● **What is expected**: The required result is a copy of each line below in which "name" appears.

** Opening Supplied data block **

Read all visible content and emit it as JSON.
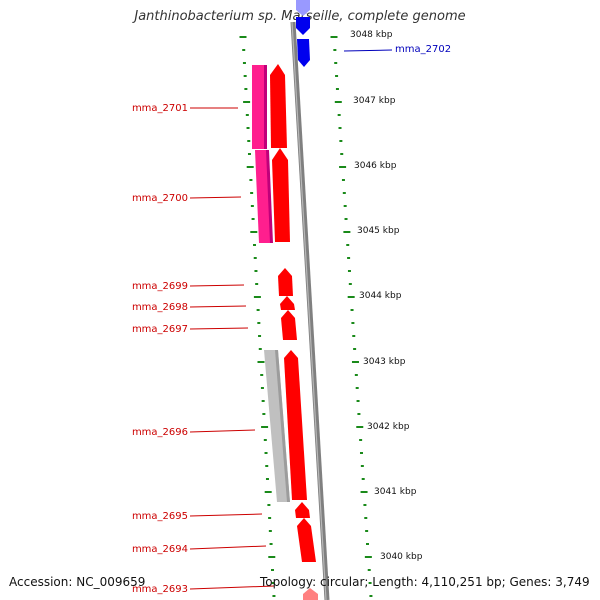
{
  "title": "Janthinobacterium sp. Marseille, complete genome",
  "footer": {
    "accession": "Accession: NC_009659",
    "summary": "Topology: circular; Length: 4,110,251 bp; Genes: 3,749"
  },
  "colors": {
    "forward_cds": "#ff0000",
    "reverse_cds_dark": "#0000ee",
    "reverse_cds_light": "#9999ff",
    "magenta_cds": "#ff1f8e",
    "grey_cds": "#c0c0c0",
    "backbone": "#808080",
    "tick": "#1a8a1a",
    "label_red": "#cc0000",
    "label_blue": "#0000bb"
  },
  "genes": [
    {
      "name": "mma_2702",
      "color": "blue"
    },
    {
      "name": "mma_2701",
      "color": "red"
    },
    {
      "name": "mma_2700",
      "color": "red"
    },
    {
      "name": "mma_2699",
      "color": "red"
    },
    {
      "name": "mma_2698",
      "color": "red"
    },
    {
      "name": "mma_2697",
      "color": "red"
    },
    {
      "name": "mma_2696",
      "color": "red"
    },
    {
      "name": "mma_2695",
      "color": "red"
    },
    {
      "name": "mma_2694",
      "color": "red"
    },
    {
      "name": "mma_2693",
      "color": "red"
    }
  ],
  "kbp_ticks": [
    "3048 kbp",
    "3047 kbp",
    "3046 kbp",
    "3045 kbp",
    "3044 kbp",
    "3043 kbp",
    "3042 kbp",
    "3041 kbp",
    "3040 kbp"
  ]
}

** Closing Supplied data block **
** Opening Supplied data block **

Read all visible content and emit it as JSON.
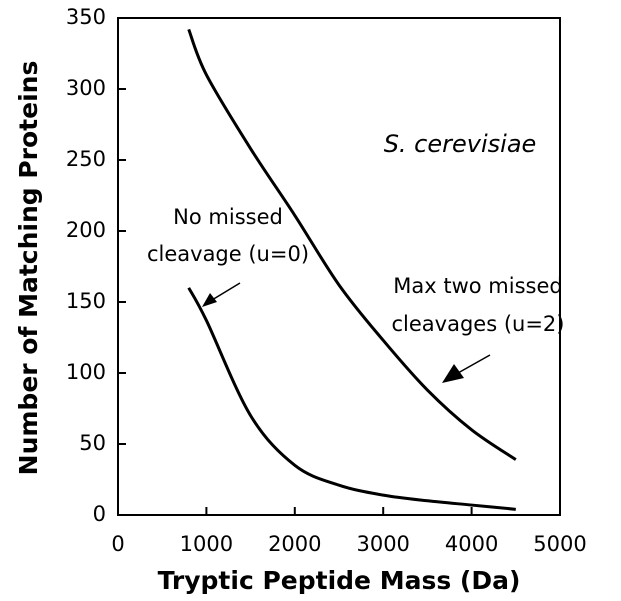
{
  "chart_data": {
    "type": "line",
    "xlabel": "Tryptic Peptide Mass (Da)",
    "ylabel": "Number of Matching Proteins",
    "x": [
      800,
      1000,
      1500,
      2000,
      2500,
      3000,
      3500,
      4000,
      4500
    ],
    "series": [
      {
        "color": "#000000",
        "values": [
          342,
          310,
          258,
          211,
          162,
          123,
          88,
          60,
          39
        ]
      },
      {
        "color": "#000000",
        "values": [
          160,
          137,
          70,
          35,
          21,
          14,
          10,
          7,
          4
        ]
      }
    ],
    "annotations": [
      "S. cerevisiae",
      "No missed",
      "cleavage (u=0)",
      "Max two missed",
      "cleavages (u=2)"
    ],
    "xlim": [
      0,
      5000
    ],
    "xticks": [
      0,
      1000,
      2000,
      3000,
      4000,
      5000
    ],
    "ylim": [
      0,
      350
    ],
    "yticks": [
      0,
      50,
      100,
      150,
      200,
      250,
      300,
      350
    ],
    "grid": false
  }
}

** Closing Supplied data block **

● **Result of this task**:
      "name": "mma_2702",
      "name": "mma_2701",
      "name": "mma_2700",
      "name": "mma_2699",
      "name": "mma_2698",
      "name": "mma_2697",
      "name": "mma_2696",
      "name": "mma_2695",
      "name": "mma_2694",
      "name": "mma_2693",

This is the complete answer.